#### Your task
Each record is to be transcribed exactly.

------ Listed entries ------

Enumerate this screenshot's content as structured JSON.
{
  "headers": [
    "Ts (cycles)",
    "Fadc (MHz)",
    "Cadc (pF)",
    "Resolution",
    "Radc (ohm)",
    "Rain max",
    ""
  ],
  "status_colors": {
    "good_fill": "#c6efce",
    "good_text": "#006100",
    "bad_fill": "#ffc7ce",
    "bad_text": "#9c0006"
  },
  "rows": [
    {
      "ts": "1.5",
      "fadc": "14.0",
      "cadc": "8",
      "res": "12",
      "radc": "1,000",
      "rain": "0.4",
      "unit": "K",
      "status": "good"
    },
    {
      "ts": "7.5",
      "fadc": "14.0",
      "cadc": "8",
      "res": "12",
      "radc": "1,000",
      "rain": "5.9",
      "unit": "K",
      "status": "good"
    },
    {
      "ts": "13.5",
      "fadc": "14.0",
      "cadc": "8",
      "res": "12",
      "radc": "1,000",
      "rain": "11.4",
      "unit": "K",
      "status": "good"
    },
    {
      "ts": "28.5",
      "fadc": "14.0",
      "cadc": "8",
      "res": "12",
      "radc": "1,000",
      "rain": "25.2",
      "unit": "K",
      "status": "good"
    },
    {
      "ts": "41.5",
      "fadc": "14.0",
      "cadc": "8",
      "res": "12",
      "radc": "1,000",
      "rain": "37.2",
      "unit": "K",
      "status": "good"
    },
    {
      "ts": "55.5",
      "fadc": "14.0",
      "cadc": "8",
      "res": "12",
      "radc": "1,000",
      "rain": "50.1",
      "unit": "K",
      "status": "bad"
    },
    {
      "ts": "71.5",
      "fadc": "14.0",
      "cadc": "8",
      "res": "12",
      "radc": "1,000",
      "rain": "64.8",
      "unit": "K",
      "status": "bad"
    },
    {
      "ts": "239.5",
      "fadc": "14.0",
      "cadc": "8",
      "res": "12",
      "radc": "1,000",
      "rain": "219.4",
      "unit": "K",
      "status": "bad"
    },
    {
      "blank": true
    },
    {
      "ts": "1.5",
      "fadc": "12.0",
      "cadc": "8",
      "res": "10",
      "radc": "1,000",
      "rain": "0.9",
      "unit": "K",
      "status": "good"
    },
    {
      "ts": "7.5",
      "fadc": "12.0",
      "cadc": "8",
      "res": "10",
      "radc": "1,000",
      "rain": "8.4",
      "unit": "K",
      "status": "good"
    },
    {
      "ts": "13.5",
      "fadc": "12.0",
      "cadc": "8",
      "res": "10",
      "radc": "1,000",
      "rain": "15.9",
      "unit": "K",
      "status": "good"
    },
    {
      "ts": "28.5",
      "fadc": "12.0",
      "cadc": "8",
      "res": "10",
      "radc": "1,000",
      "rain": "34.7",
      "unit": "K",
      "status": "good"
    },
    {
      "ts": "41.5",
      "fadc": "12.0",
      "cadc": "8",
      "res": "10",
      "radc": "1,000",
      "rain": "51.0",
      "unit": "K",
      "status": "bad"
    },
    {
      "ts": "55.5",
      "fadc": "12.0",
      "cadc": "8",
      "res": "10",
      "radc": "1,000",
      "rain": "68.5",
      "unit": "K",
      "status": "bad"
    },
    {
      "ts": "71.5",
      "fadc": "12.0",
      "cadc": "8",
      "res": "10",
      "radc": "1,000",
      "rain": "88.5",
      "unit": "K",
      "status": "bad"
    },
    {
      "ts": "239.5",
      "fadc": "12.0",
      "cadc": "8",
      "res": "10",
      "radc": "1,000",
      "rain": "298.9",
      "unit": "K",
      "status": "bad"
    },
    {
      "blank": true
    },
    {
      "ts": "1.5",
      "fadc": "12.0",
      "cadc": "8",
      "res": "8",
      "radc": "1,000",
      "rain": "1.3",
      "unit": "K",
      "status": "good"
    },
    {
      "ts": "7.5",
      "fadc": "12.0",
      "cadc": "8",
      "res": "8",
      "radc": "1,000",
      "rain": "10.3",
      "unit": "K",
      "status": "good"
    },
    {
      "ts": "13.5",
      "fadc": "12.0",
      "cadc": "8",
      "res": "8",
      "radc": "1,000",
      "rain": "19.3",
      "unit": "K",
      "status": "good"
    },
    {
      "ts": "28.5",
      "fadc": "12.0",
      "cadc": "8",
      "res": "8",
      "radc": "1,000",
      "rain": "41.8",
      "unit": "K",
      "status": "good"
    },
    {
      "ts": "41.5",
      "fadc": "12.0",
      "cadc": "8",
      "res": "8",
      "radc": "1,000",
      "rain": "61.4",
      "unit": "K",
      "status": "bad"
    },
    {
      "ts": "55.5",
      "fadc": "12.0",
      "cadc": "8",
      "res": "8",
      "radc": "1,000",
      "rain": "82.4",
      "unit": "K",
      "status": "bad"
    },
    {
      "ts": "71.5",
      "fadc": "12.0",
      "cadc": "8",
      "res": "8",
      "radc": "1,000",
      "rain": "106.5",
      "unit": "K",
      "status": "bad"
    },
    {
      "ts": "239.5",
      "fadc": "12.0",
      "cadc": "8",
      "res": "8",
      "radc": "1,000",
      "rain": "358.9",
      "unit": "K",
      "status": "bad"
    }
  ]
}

------

#### Answer in full
Enumerate this screenshot's content as structured JSON.
{
  "headers": [
    "Ts (cycles)",
    "Fadc (MHz)",
    "Cadc (pF)",
    "Resolution",
    "Radc (ohm)",
    "Rain max",
    ""
  ],
  "status_colors": {
    "good_fill": "#c6efce",
    "good_text": "#006100",
    "bad_fill": "#ffc7ce",
    "bad_text": "#9c0006"
  },
  "rows": [
    {
      "ts": "1.5",
      "fadc": "14.0",
      "cadc": "8",
      "res": "12",
      "radc": "1,000",
      "rain": "0.4",
      "unit": "K",
      "status": "good"
    },
    {
      "ts": "7.5",
      "fadc": "14.0",
      "cadc": "8",
      "res": "12",
      "radc": "1,000",
      "rain": "5.9",
      "unit": "K",
      "status": "good"
    },
    {
      "ts": "13.5",
      "fadc": "14.0",
      "cadc": "8",
      "res": "12",
      "radc": "1,000",
      "rain": "11.4",
      "unit": "K",
      "status": "good"
    },
    {
      "ts": "28.5",
      "fadc": "14.0",
      "cadc": "8",
      "res": "12",
      "radc": "1,000",
      "rain": "25.2",
      "unit": "K",
      "status": "good"
    },
    {
      "ts": "41.5",
      "fadc": "14.0",
      "cadc": "8",
      "res": "12",
      "radc": "1,000",
      "rain": "37.2",
      "unit": "K",
      "status": "good"
    },
    {
      "ts": "55.5",
      "fadc": "14.0",
      "cadc": "8",
      "res": "12",
      "radc": "1,000",
      "rain": "50.1",
      "unit": "K",
      "status": "bad"
    },
    {
      "ts": "71.5",
      "fadc": "14.0",
      "cadc": "8",
      "res": "12",
      "radc": "1,000",
      "rain": "64.8",
      "unit": "K",
      "status": "bad"
    },
    {
      "ts": "239.5",
      "fadc": "14.0",
      "cadc": "8",
      "res": "12",
      "radc": "1,000",
      "rain": "219.4",
      "unit": "K",
      "status": "bad"
    },
    {
      "blank": true
    },
    {
      "ts": "1.5",
      "fadc": "12.0",
      "cadc": "8",
      "res": "10",
      "radc": "1,000",
      "rain": "0.9",
      "unit": "K",
      "status": "good"
    },
    {
      "ts": "7.5",
      "fadc": "12.0",
      "cadc": "8",
      "res": "10",
      "radc": "1,000",
      "rain": "8.4",
      "unit": "K",
      "status": "good"
    },
    {
      "ts": "13.5",
      "fadc": "12.0",
      "cadc": "8",
      "res": "10",
      "radc": "1,000",
      "rain": "15.9",
      "unit": "K",
      "status": "good"
    },
    {
      "ts": "28.5",
      "fadc": "12.0",
      "cadc": "8",
      "res": "10",
      "radc": "1,000",
      "rain": "34.7",
      "unit": "K",
      "status": "good"
    },
    {
      "ts": "41.5",
      "fadc": "12.0",
      "cadc": "8",
      "res": "10",
      "radc": "1,000",
      "rain": "51.0",
      "unit": "K",
      "status": "bad"
    },
    {
      "ts": "55.5",
      "fadc": "12.0",
      "cadc": "8",
      "res": "10",
      "radc": "1,000",
      "rain": "68.5",
      "unit": "K",
      "status": "bad"
    },
    {
      "ts": "71.5",
      "fadc": "12.0",
      "cadc": "8",
      "res": "10",
      "radc": "1,000",
      "rain": "88.5",
      "unit": "K",
      "status": "bad"
    },
    {
      "ts": "239.5",
      "fadc": "12.0",
      "cadc": "8",
      "res": "10",
      "radc": "1,000",
      "rain": "298.9",
      "unit": "K",
      "status": "bad"
    },
    {
      "blank": true
    },
    {
      "ts": "1.5",
      "fadc": "12.0",
      "cadc": "8",
      "res": "8",
      "radc": "1,000",
      "rain": "1.3",
      "unit": "K",
      "status": "good"
    },
    {
      "ts": "7.5",
      "fadc": "12.0",
      "cadc": "8",
      "res": "8",
      "radc": "1,000",
      "rain": "10.3",
      "unit": "K",
      "status": "good"
    },
    {
      "ts": "13.5",
      "fadc": "12.0",
      "cadc": "8",
      "res": "8",
      "radc": "1,000",
      "rain": "19.3",
      "unit": "K",
      "status": "good"
    },
    {
      "ts": "28.5",
      "fadc": "12.0",
      "cadc": "8",
      "res": "8",
      "radc": "1,000",
      "rain": "41.8",
      "unit": "K",
      "status": "good"
    },
    {
      "ts": "41.5",
      "fadc": "12.0",
      "cadc": "8",
      "res": "8",
      "radc": "1,000",
      "rain": "61.4",
      "unit": "K",
      "status": "bad"
    },
    {
      "ts": "55.5",
      "fadc": "12.0",
      "cadc": "8",
      "res": "8",
      "radc": "1,000",
      "rain": "82.4",
      "unit": "K",
      "status": "bad"
    },
    {
      "ts": "71.5",
      "fadc": "12.0",
      "cadc": "8",
      "res": "8",
      "radc": "1,000",
      "rain": "106.5",
      "unit": "K",
      "status": "bad"
    },
    {
      "ts": "239.5",
      "fadc": "12.0",
      "cadc": "8",
      "res": "8",
      "radc": "1,000",
      "rain": "358.9",
      "unit": "K",
      "status": "bad"
    }
  ]
}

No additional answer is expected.